[start EXERCISE DATA]

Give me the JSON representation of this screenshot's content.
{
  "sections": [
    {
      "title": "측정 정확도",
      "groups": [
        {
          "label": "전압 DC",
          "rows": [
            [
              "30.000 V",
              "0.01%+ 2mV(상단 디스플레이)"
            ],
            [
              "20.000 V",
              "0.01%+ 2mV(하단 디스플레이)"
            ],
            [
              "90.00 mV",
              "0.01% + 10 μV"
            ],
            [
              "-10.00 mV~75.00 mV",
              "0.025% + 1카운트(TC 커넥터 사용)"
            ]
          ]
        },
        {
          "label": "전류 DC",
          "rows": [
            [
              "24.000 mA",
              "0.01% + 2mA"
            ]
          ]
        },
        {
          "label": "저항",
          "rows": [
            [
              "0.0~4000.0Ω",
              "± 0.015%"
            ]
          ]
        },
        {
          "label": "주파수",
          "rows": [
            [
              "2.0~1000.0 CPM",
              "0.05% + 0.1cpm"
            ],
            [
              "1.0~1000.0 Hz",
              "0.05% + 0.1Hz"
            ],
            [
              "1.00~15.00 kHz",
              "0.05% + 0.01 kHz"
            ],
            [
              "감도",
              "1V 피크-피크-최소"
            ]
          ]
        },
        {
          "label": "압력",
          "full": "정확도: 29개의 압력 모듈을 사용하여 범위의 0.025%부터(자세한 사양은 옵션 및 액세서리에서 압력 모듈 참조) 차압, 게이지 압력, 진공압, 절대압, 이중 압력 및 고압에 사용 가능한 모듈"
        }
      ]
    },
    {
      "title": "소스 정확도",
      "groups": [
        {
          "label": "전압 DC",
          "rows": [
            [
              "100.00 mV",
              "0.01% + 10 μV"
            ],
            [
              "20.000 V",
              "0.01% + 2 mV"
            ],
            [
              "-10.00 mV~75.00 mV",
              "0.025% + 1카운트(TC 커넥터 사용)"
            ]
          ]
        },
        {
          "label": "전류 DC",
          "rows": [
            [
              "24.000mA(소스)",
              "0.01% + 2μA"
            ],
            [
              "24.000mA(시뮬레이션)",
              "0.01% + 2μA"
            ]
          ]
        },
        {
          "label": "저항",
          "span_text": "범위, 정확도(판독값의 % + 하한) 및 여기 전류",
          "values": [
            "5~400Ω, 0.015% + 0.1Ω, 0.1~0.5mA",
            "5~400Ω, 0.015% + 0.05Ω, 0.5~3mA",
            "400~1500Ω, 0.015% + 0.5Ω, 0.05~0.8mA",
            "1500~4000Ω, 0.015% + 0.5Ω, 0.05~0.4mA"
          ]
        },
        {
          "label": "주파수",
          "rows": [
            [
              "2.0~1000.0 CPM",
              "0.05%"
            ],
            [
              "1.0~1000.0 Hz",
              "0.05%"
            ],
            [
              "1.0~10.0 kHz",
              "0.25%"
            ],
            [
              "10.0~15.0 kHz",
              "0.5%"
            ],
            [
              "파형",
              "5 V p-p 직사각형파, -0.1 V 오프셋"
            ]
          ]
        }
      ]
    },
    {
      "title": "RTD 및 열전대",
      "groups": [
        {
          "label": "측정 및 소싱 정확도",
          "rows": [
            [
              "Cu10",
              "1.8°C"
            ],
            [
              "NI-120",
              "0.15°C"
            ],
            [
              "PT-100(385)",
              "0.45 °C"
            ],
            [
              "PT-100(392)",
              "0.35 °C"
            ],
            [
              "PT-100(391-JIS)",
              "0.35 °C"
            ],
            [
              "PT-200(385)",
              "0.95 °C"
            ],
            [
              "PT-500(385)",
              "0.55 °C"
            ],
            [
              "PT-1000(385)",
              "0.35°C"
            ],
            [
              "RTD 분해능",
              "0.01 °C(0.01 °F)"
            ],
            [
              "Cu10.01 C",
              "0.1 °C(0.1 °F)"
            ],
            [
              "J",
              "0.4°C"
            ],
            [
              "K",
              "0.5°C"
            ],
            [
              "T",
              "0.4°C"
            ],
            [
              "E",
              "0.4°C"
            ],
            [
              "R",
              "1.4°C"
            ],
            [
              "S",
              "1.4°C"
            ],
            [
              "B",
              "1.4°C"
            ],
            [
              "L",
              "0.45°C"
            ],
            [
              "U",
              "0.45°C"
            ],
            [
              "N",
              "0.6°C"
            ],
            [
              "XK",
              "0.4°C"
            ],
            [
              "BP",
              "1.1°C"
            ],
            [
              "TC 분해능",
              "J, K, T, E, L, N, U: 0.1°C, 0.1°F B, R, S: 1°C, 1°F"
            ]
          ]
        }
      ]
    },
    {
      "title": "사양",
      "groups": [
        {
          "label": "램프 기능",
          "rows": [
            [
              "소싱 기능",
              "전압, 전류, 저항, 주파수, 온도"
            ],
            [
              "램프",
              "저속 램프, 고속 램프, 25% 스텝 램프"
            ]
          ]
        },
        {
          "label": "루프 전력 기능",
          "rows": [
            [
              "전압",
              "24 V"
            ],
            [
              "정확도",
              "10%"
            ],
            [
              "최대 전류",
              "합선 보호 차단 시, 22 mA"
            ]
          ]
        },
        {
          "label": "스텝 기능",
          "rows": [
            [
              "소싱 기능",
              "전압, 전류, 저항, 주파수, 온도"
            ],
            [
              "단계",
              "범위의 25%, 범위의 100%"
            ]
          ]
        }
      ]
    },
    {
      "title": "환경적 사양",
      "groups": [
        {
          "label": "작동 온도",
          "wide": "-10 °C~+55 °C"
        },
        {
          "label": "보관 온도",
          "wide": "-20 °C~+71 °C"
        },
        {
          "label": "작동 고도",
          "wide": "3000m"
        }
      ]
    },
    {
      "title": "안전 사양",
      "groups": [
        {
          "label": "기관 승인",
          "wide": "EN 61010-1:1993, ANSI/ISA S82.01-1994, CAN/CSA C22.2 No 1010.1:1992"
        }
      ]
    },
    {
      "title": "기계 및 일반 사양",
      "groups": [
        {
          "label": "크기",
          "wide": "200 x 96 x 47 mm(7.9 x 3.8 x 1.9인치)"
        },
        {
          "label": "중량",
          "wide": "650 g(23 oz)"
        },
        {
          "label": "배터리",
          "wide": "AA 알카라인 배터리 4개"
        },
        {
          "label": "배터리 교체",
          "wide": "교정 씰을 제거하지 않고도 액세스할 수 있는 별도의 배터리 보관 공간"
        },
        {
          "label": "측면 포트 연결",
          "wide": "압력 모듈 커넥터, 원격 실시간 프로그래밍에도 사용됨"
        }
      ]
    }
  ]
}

[end EXERCISE DATA]

## INSTRUCTION
Copy out all of the records above with nothing altered.

## RESPONSE TO THIS TASK
Give me the JSON representation of this screenshot's content.
{
  "sections": [
    {
      "title": "측정 정확도",
      "groups": [
        {
          "label": "전압 DC",
          "rows": [
            [
              "30.000 V",
              "0.01%+ 2mV(상단 디스플레이)"
            ],
            [
              "20.000 V",
              "0.01%+ 2mV(하단 디스플레이)"
            ],
            [
              "90.00 mV",
              "0.01% + 10 μV"
            ],
            [
              "-10.00 mV~75.00 mV",
              "0.025% + 1카운트(TC 커넥터 사용)"
            ]
          ]
        },
        {
          "label": "전류 DC",
          "rows": [
            [
              "24.000 mA",
              "0.01% + 2mA"
            ]
          ]
        },
        {
          "label": "저항",
          "rows": [
            [
              "0.0~4000.0Ω",
              "± 0.015%"
            ]
          ]
        },
        {
          "label": "주파수",
          "rows": [
            [
              "2.0~1000.0 CPM",
              "0.05% + 0.1cpm"
            ],
            [
              "1.0~1000.0 Hz",
              "0.05% + 0.1Hz"
            ],
            [
              "1.00~15.00 kHz",
              "0.05% + 0.01 kHz"
            ],
            [
              "감도",
              "1V 피크-피크-최소"
            ]
          ]
        },
        {
          "label": "압력",
          "full": "정확도: 29개의 압력 모듈을 사용하여 범위의 0.025%부터(자세한 사양은 옵션 및 액세서리에서 압력 모듈 참조) 차압, 게이지 압력, 진공압, 절대압, 이중 압력 및 고압에 사용 가능한 모듈"
        }
      ]
    },
    {
      "title": "소스 정확도",
      "groups": [
        {
          "label": "전압 DC",
          "rows": [
            [
              "100.00 mV",
              "0.01% + 10 μV"
            ],
            [
              "20.000 V",
              "0.01% + 2 mV"
            ],
            [
              "-10.00 mV~75.00 mV",
              "0.025% + 1카운트(TC 커넥터 사용)"
            ]
          ]
        },
        {
          "label": "전류 DC",
          "rows": [
            [
              "24.000mA(소스)",
              "0.01% + 2μA"
            ],
            [
              "24.000mA(시뮬레이션)",
              "0.01% + 2μA"
            ]
          ]
        },
        {
          "label": "저항",
          "span_text": "범위, 정확도(판독값의 % + 하한) 및 여기 전류",
          "values": [
            "5~400Ω, 0.015% + 0.1Ω, 0.1~0.5mA",
            "5~400Ω, 0.015% + 0.05Ω, 0.5~3mA",
            "400~1500Ω, 0.015% + 0.5Ω, 0.05~0.8mA",
            "1500~4000Ω, 0.015% + 0.5Ω, 0.05~0.4mA"
          ]
        },
        {
          "label": "주파수",
          "rows": [
            [
              "2.0~1000.0 CPM",
              "0.05%"
            ],
            [
              "1.0~1000.0 Hz",
              "0.05%"
            ],
            [
              "1.0~10.0 kHz",
              "0.25%"
            ],
            [
              "10.0~15.0 kHz",
              "0.5%"
            ],
            [
              "파형",
              "5 V p-p 직사각형파, -0.1 V 오프셋"
            ]
          ]
        }
      ]
    },
    {
      "title": "RTD 및 열전대",
      "groups": [
        {
          "label": "측정 및 소싱 정확도",
          "rows": [
            [
              "Cu10",
              "1.8°C"
            ],
            [
              "NI-120",
              "0.15°C"
            ],
            [
              "PT-100(385)",
              "0.45 °C"
            ],
            [
              "PT-100(392)",
              "0.35 °C"
            ],
            [
              "PT-100(391-JIS)",
              "0.35 °C"
            ],
            [
              "PT-200(385)",
              "0.95 °C"
            ],
            [
              "PT-500(385)",
              "0.55 °C"
            ],
            [
              "PT-1000(385)",
              "0.35°C"
            ],
            [
              "RTD 분해능",
              "0.01 °C(0.01 °F)"
            ],
            [
              "Cu10.01 C",
              "0.1 °C(0.1 °F)"
            ],
            [
              "J",
              "0.4°C"
            ],
            [
              "K",
              "0.5°C"
            ],
            [
              "T",
              "0.4°C"
            ],
            [
              "E",
              "0.4°C"
            ],
            [
              "R",
              "1.4°C"
            ],
            [
              "S",
              "1.4°C"
            ],
            [
              "B",
              "1.4°C"
            ],
            [
              "L",
              "0.45°C"
            ],
            [
              "U",
              "0.45°C"
            ],
            [
              "N",
              "0.6°C"
            ],
            [
              "XK",
              "0.4°C"
            ],
            [
              "BP",
              "1.1°C"
            ],
            [
              "TC 분해능",
              "J, K, T, E, L, N, U: 0.1°C, 0.1°F B, R, S: 1°C, 1°F"
            ]
          ]
        }
      ]
    },
    {
      "title": "사양",
      "groups": [
        {
          "label": "램프 기능",
          "rows": [
            [
              "소싱 기능",
              "전압, 전류, 저항, 주파수, 온도"
            ],
            [
              "램프",
              "저속 램프, 고속 램프, 25% 스텝 램프"
            ]
          ]
        },
        {
          "label": "루프 전력 기능",
          "rows": [
            [
              "전압",
              "24 V"
            ],
            [
              "정확도",
              "10%"
            ],
            [
              "최대 전류",
              "합선 보호 차단 시, 22 mA"
            ]
          ]
        },
        {
          "label": "스텝 기능",
          "rows": [
            [
              "소싱 기능",
              "전압, 전류, 저항, 주파수, 온도"
            ],
            [
              "단계",
              "범위의 25%, 범위의 100%"
            ]
          ]
        }
      ]
    },
    {
      "title": "환경적 사양",
      "groups": [
        {
          "label": "작동 온도",
          "wide": "-10 °C~+55 °C"
        },
        {
          "label": "보관 온도",
          "wide": "-20 °C~+71 °C"
        },
        {
          "label": "작동 고도",
          "wide": "3000m"
        }
      ]
    },
    {
      "title": "안전 사양",
      "groups": [
        {
          "label": "기관 승인",
          "wide": "EN 61010-1:1993, ANSI/ISA S82.01-1994, CAN/CSA C22.2 No 1010.1:1992"
        }
      ]
    },
    {
      "title": "기계 및 일반 사양",
      "groups": [
        {
          "label": "크기",
          "wide": "200 x 96 x 47 mm(7.9 x 3.8 x 1.9인치)"
        },
        {
          "label": "중량",
          "wide": "650 g(23 oz)"
        },
        {
          "label": "배터리",
          "wide": "AA 알카라인 배터리 4개"
        },
        {
          "label": "배터리 교체",
          "wide": "교정 씰을 제거하지 않고도 액세스할 수 있는 별도의 배터리 보관 공간"
        },
        {
          "label": "측면 포트 연결",
          "wide": "압력 모듈 커넥터, 원격 실시간 프로그래밍에도 사용됨"
        }
      ]
    }
  ]
}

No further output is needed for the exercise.